## [Short exercise]
Render the following material again verbatim, leaving nothing out.

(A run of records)
- - - - -
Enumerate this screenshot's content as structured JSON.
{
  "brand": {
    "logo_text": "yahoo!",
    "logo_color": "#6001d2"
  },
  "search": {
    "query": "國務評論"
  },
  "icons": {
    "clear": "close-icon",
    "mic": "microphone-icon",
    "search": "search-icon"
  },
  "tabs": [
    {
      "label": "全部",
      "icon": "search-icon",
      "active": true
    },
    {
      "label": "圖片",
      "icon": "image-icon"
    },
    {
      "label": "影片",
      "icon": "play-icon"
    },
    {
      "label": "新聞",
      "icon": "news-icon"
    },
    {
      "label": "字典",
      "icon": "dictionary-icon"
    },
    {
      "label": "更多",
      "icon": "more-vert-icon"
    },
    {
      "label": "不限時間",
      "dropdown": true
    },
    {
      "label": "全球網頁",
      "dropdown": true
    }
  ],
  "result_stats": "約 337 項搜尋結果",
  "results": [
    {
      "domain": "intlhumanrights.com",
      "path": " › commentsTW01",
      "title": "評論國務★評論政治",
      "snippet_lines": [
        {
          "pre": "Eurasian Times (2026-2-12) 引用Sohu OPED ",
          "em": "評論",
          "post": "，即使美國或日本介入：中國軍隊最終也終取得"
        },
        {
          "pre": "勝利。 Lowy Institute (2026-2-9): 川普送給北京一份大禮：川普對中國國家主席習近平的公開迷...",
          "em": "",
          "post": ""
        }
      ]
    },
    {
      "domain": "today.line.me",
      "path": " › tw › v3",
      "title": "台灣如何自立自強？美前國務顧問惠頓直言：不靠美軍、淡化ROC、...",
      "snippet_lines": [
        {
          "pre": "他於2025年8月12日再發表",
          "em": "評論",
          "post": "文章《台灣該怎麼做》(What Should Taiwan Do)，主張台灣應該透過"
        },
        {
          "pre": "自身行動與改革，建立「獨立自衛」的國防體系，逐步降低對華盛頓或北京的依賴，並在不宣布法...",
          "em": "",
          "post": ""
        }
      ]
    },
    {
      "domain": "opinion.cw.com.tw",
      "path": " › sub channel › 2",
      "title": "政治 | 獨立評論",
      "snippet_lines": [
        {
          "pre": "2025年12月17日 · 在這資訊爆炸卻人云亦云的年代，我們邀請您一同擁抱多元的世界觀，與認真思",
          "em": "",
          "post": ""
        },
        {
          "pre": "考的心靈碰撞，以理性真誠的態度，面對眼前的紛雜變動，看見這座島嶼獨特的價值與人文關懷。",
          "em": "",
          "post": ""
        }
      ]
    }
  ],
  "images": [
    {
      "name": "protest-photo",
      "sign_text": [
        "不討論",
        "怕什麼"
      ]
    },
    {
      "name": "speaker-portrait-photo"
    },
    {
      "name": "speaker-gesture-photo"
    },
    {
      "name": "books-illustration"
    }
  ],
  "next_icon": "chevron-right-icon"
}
- - - - -
## [Solution]
Enumerate this screenshot's content as structured JSON.
{
  "brand": {
    "logo_text": "yahoo!",
    "logo_color": "#6001d2"
  },
  "search": {
    "query": "國務評論"
  },
  "icons": {
    "clear": "close-icon",
    "mic": "microphone-icon",
    "search": "search-icon"
  },
  "tabs": [
    {
      "label": "全部",
      "icon": "search-icon",
      "active": true
    },
    {
      "label": "圖片",
      "icon": "image-icon"
    },
    {
      "label": "影片",
      "icon": "play-icon"
    },
    {
      "label": "新聞",
      "icon": "news-icon"
    },
    {
      "label": "字典",
      "icon": "dictionary-icon"
    },
    {
      "label": "更多",
      "icon": "more-vert-icon"
    },
    {
      "label": "不限時間",
      "dropdown": true
    },
    {
      "label": "全球網頁",
      "dropdown": true
    }
  ],
  "result_stats": "約 337 項搜尋結果",
  "results": [
    {
      "domain": "intlhumanrights.com",
      "path": " › commentsTW01",
      "title": "評論國務★評論政治",
      "snippet_lines": [
        {
          "pre": "Eurasian Times (2026-2-12) 引用Sohu OPED ",
          "em": "評論",
          "post": "，即使美國或日本介入：中國軍隊最終也終取得"
        },
        {
          "pre": "勝利。 Lowy Institute (2026-2-9): 川普送給北京一份大禮：川普對中國國家主席習近平的公開迷...",
          "em": "",
          "post": ""
        }
      ]
    },
    {
      "domain": "today.line.me",
      "path": " › tw › v3",
      "title": "台灣如何自立自強？美前國務顧問惠頓直言：不靠美軍、淡化ROC、...",
      "snippet_lines": [
        {
          "pre": "他於2025年8月12日再發表",
          "em": "評論",
          "post": "文章《台灣該怎麼做》(What Should Taiwan Do)，主張台灣應該透過"
        },
        {
          "pre": "自身行動與改革，建立「獨立自衛」的國防體系，逐步降低對華盛頓或北京的依賴，並在不宣布法...",
          "em": "",
          "post": ""
        }
      ]
    },
    {
      "domain": "opinion.cw.com.tw",
      "path": " › sub channel › 2",
      "title": "政治 | 獨立評論",
      "snippet_lines": [
        {
          "pre": "2025年12月17日 · 在這資訊爆炸卻人云亦云的年代，我們邀請您一同擁抱多元的世界觀，與認真思",
          "em": "",
          "post": ""
        },
        {
          "pre": "考的心靈碰撞，以理性真誠的態度，面對眼前的紛雜變動，看見這座島嶼獨特的價值與人文關懷。",
          "em": "",
          "post": ""
        }
      ]
    }
  ],
  "images": [
    {
      "name": "protest-photo",
      "sign_text": [
        "不討論",
        "怕什麼"
      ]
    },
    {
      "name": "speaker-portrait-photo"
    },
    {
      "name": "speaker-gesture-photo"
    },
    {
      "name": "books-illustration"
    }
  ],
  "next_icon": "chevron-right-icon"
}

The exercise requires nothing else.